# Records from a data source
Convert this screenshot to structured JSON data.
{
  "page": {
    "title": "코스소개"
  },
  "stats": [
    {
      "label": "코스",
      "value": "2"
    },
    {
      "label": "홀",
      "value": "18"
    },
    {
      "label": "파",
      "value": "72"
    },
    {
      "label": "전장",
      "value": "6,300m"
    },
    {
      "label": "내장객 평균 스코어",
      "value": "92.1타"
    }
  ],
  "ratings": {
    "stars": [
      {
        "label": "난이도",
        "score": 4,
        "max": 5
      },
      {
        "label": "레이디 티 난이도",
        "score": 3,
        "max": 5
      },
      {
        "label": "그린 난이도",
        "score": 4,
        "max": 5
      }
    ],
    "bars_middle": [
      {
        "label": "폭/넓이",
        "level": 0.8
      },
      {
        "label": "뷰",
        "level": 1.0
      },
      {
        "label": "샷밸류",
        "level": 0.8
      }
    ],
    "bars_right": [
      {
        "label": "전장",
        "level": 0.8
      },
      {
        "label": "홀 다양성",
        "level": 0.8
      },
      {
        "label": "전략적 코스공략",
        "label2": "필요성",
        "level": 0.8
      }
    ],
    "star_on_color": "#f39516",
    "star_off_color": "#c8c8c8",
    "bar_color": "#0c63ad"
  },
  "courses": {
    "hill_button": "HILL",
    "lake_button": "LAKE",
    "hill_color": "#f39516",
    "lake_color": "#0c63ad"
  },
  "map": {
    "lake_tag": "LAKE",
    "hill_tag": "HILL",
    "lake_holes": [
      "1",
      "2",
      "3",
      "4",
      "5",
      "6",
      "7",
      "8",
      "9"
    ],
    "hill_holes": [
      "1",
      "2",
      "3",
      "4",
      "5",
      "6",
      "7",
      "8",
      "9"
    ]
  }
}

# Problem details
Copy out the whole listing exactly as written.

# Result of this exercise
Convert this screenshot to structured JSON data.
{
  "page": {
    "title": "코스소개"
  },
  "stats": [
    {
      "label": "코스",
      "value": "2"
    },
    {
      "label": "홀",
      "value": "18"
    },
    {
      "label": "파",
      "value": "72"
    },
    {
      "label": "전장",
      "value": "6,300m"
    },
    {
      "label": "내장객 평균 스코어",
      "value": "92.1타"
    }
  ],
  "ratings": {
    "stars": [
      {
        "label": "난이도",
        "score": 4,
        "max": 5
      },
      {
        "label": "레이디 티 난이도",
        "score": 3,
        "max": 5
      },
      {
        "label": "그린 난이도",
        "score": 4,
        "max": 5
      }
    ],
    "bars_middle": [
      {
        "label": "폭/넓이",
        "level": 0.8
      },
      {
        "label": "뷰",
        "level": 1.0
      },
      {
        "label": "샷밸류",
        "level": 0.8
      }
    ],
    "bars_right": [
      {
        "label": "전장",
        "level": 0.8
      },
      {
        "label": "홀 다양성",
        "level": 0.8
      },
      {
        "label": "전략적 코스공략",
        "label2": "필요성",
        "level": 0.8
      }
    ],
    "star_on_color": "#f39516",
    "star_off_color": "#c8c8c8",
    "bar_color": "#0c63ad"
  },
  "courses": {
    "hill_button": "HILL",
    "lake_button": "LAKE",
    "hill_color": "#f39516",
    "lake_color": "#0c63ad"
  },
  "map": {
    "lake_tag": "LAKE",
    "hill_tag": "HILL",
    "lake_holes": [
      "1",
      "2",
      "3",
      "4",
      "5",
      "6",
      "7",
      "8",
      "9"
    ],
    "hill_holes": [
      "1",
      "2",
      "3",
      "4",
      "5",
      "6",
      "7",
      "8",
      "9"
    ]
  }
}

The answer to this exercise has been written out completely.